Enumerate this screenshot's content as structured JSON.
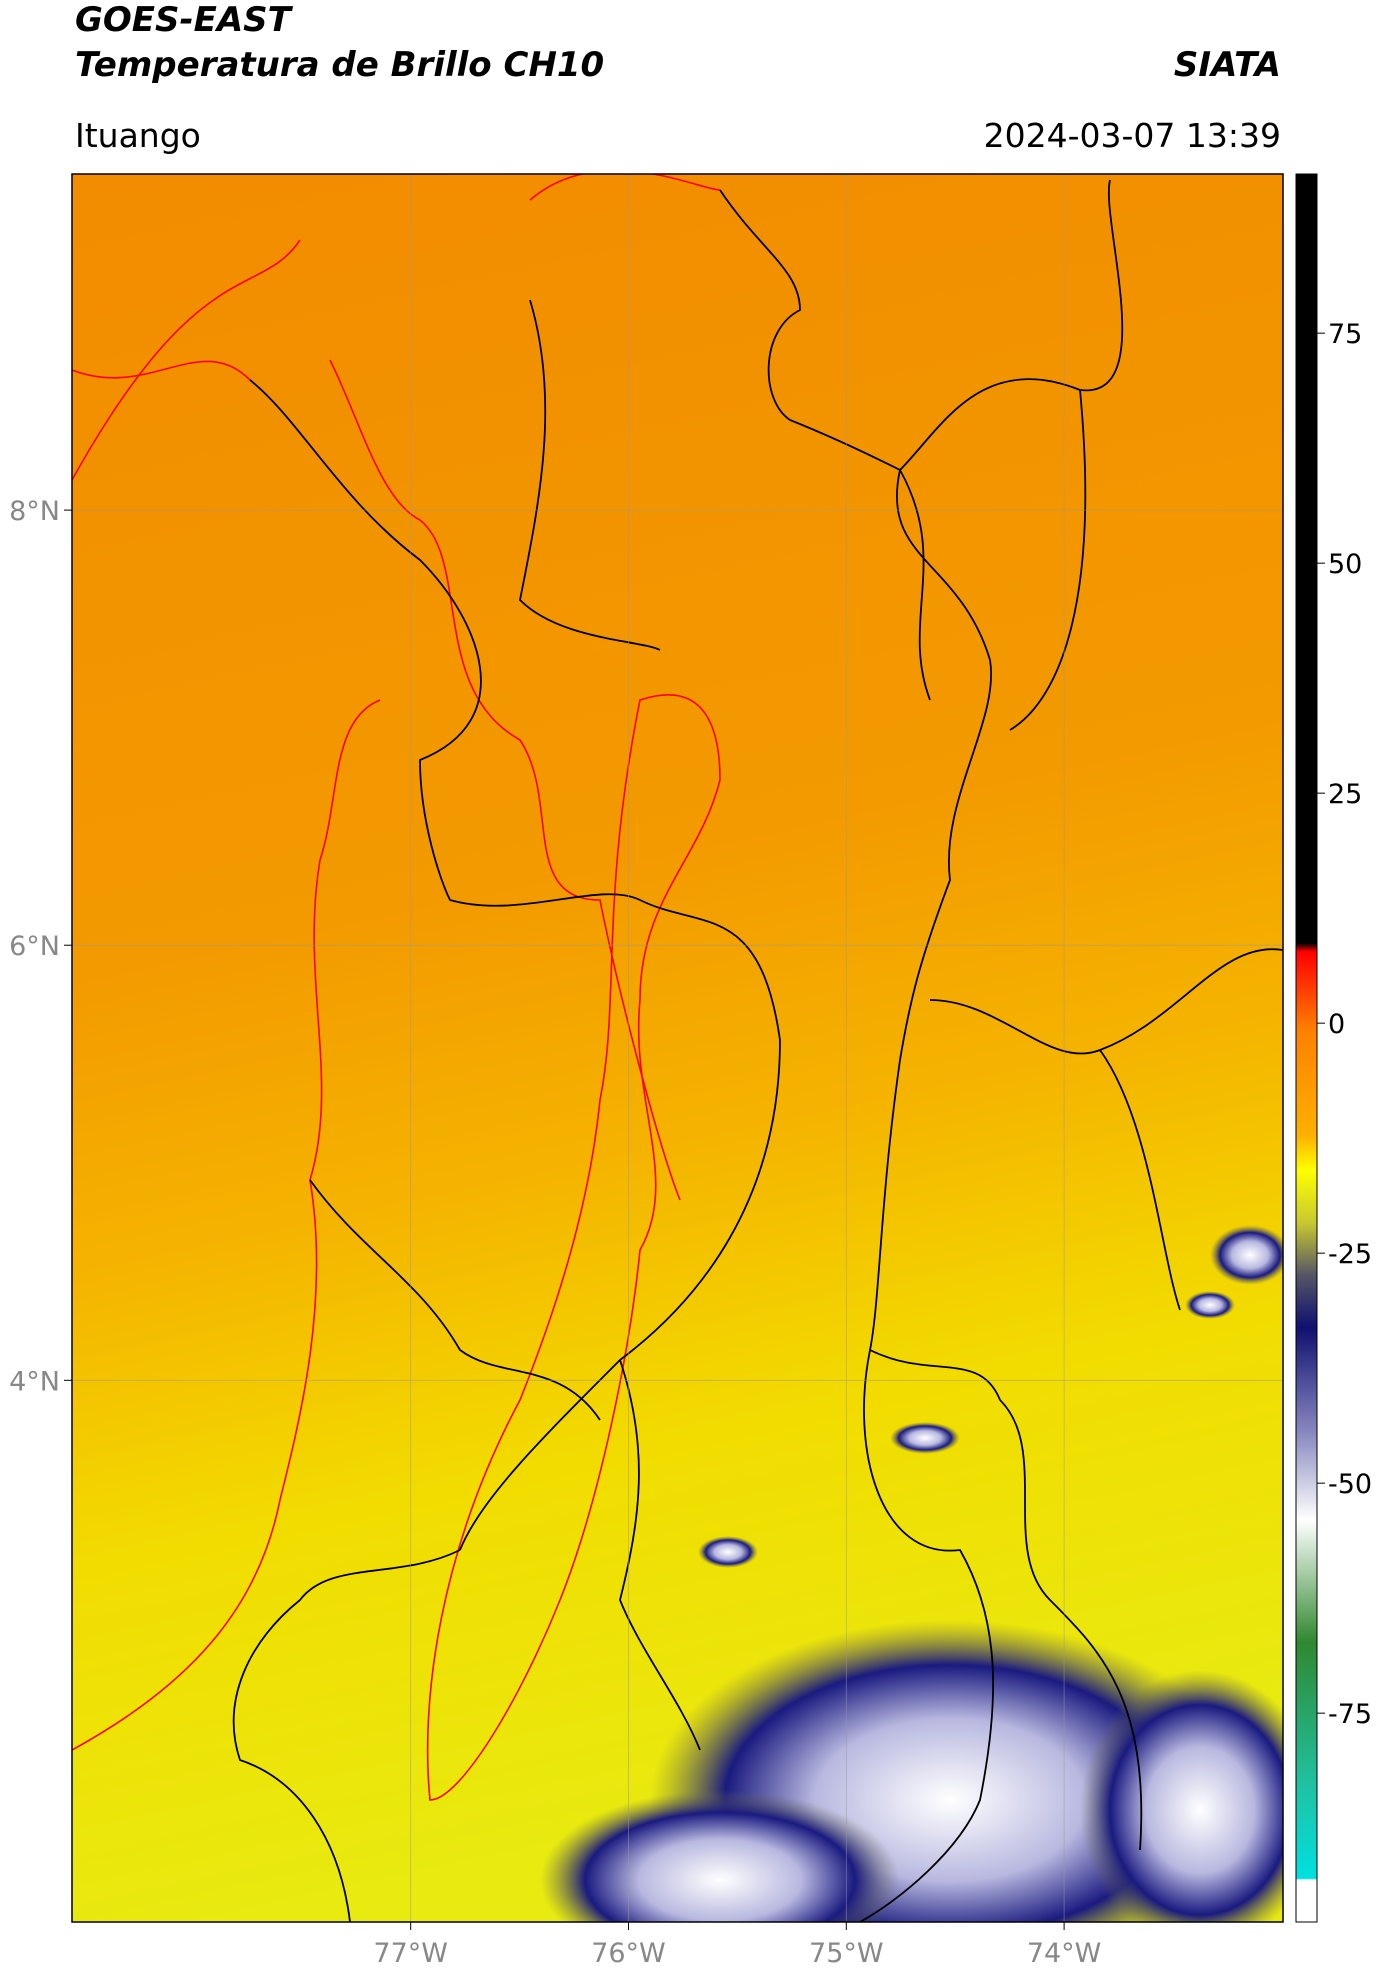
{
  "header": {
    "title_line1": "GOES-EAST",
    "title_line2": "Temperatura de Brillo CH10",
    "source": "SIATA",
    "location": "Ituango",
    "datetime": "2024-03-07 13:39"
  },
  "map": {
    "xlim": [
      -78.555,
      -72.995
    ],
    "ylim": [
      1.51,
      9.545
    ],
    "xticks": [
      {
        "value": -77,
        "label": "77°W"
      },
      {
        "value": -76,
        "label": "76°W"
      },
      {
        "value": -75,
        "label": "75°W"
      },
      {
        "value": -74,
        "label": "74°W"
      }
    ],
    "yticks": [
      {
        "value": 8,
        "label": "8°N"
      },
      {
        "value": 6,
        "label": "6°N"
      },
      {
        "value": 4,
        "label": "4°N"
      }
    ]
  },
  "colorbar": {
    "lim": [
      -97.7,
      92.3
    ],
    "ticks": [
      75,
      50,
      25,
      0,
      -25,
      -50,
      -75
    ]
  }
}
○ ○ ○ ○ ○ ○ ○
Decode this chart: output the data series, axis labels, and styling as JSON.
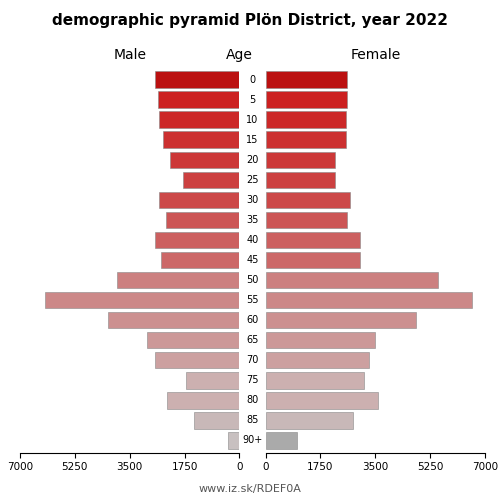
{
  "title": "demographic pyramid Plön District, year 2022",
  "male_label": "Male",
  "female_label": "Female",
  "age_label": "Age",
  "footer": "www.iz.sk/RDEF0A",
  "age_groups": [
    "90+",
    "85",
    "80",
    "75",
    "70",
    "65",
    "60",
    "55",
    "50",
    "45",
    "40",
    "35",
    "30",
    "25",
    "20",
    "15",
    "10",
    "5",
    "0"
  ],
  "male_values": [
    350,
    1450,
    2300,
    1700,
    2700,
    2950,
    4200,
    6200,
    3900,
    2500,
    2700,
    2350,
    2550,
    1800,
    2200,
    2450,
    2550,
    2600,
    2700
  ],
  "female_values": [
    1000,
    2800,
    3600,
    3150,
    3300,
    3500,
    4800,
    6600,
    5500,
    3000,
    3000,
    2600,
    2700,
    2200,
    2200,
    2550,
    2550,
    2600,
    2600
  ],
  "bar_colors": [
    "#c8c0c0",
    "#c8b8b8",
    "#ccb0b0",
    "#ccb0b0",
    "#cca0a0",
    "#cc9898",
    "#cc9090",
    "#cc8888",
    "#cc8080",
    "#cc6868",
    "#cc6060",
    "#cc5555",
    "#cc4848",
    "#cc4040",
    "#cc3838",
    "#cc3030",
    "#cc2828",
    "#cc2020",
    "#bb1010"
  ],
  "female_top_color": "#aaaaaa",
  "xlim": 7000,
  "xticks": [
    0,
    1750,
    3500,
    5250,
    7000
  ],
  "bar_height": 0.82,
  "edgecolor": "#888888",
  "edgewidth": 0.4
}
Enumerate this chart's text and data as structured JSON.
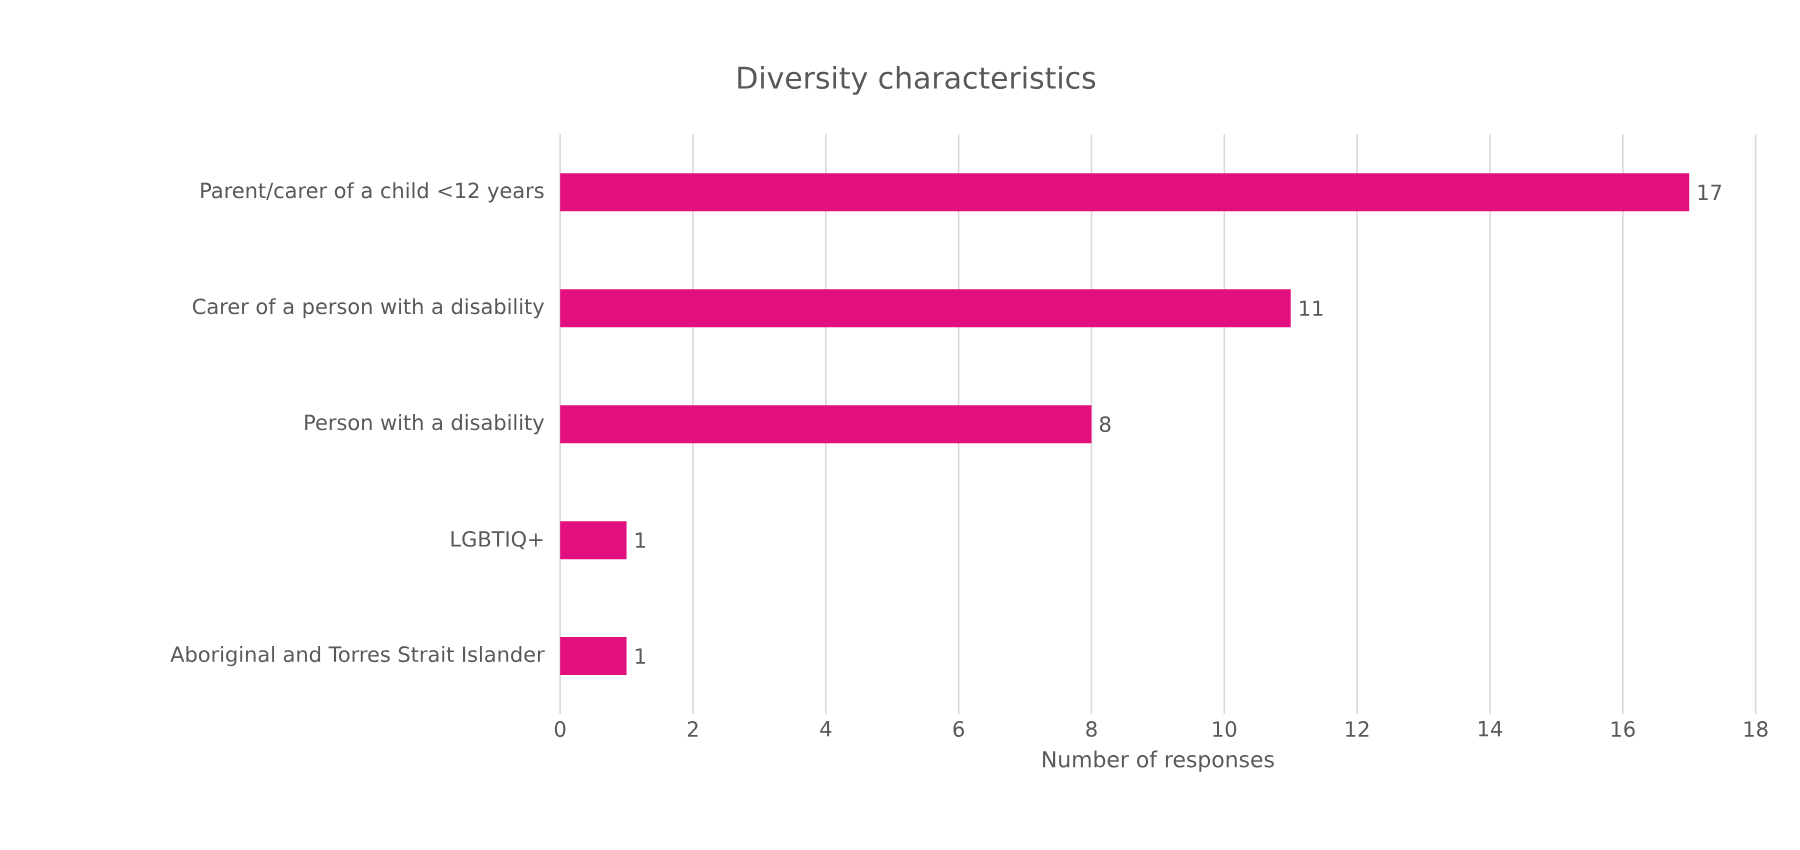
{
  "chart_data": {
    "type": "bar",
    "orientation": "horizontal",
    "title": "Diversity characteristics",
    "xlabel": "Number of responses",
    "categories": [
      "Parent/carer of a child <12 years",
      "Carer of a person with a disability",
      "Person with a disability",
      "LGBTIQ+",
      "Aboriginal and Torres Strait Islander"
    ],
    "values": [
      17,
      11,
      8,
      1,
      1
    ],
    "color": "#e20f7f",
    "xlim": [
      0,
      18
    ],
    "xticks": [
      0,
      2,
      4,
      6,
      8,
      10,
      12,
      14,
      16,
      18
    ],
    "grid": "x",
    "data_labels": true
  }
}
○ ○ ○ ○ ○ ○ ○
◆ **YOUR INSTRUCTIONS**
Return only those lines of the records that contain the string "Enumerate".

◆ **THE REPLY**
Enumerate this screenshot's content as structured JSON.
Enumerate this chart's text and data as structured JSON.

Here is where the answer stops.